> _DIRECTION_
Reproduce all the material exactly, minus any pictures it holds.

(Records contained in a dataset)
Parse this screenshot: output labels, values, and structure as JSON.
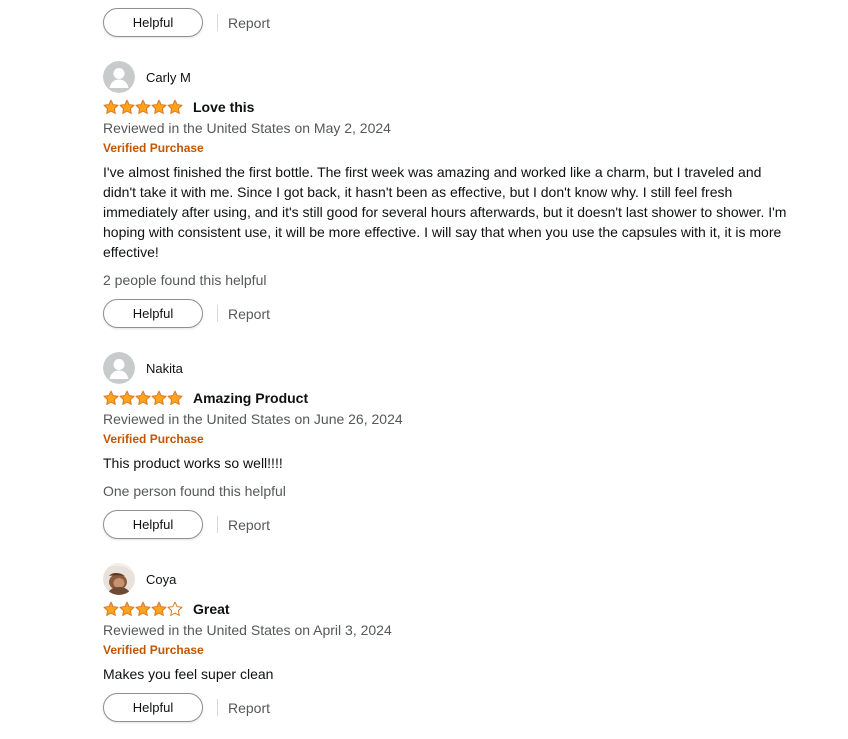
{
  "colors": {
    "star": "#ffa41c",
    "star_outline": "#de7921",
    "verified": "#c45500",
    "muted": "#565959",
    "text": "#0f1111"
  },
  "top_actions": {
    "helpful_label": "Helpful",
    "report_label": "Report"
  },
  "reviews": [
    {
      "author": "Carly M",
      "rating": 5,
      "title": "Love this",
      "date": "Reviewed in the United States on May 2, 2024",
      "verified": "Verified Purchase",
      "body": "I've almost finished the first bottle. The first week was amazing and worked like a charm, but I traveled and didn't take it with me. Since I got back, it hasn't been as effective, but I don't know why. I still feel fresh immediately after using, and it's still good for several hours afterwards, but it doesn't last shower to shower. I'm hoping with consistent use, it will be more effective. I will say that when you use the capsules with it, it is more effective!",
      "helpful_count": "2 people found this helpful",
      "helpful_label": "Helpful",
      "report_label": "Report",
      "avatar": "default-avatar-icon"
    },
    {
      "author": "Nakita",
      "rating": 5,
      "title": "Amazing Product",
      "date": "Reviewed in the United States on June 26, 2024",
      "verified": "Verified Purchase",
      "body": "This product works so well!!!!",
      "helpful_count": "One person found this helpful",
      "helpful_label": "Helpful",
      "report_label": "Report",
      "avatar": "default-avatar-icon"
    },
    {
      "author": "Coya",
      "rating": 4,
      "title": "Great",
      "date": "Reviewed in the United States on April 3, 2024",
      "verified": "Verified Purchase",
      "body": "Makes you feel super clean",
      "helpful_label": "Helpful",
      "report_label": "Report",
      "avatar": "user-photo-avatar"
    }
  ]
}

> _TASK RESPONSE_
Parse this screenshot: output labels, values, and structure as JSON.
{
  "colors": {
    "star": "#ffa41c",
    "star_outline": "#de7921",
    "verified": "#c45500",
    "muted": "#565959",
    "text": "#0f1111"
  },
  "top_actions": {
    "helpful_label": "Helpful",
    "report_label": "Report"
  },
  "reviews": [
    {
      "author": "Carly M",
      "rating": 5,
      "title": "Love this",
      "date": "Reviewed in the United States on May 2, 2024",
      "verified": "Verified Purchase",
      "body": "I've almost finished the first bottle. The first week was amazing and worked like a charm, but I traveled and didn't take it with me. Since I got back, it hasn't been as effective, but I don't know why. I still feel fresh immediately after using, and it's still good for several hours afterwards, but it doesn't last shower to shower. I'm hoping with consistent use, it will be more effective. I will say that when you use the capsules with it, it is more effective!",
      "helpful_count": "2 people found this helpful",
      "helpful_label": "Helpful",
      "report_label": "Report",
      "avatar": "default-avatar-icon"
    },
    {
      "author": "Nakita",
      "rating": 5,
      "title": "Amazing Product",
      "date": "Reviewed in the United States on June 26, 2024",
      "verified": "Verified Purchase",
      "body": "This product works so well!!!!",
      "helpful_count": "One person found this helpful",
      "helpful_label": "Helpful",
      "report_label": "Report",
      "avatar": "default-avatar-icon"
    },
    {
      "author": "Coya",
      "rating": 4,
      "title": "Great",
      "date": "Reviewed in the United States on April 3, 2024",
      "verified": "Verified Purchase",
      "body": "Makes you feel super clean",
      "helpful_label": "Helpful",
      "report_label": "Report",
      "avatar": "user-photo-avatar"
    }
  ]
}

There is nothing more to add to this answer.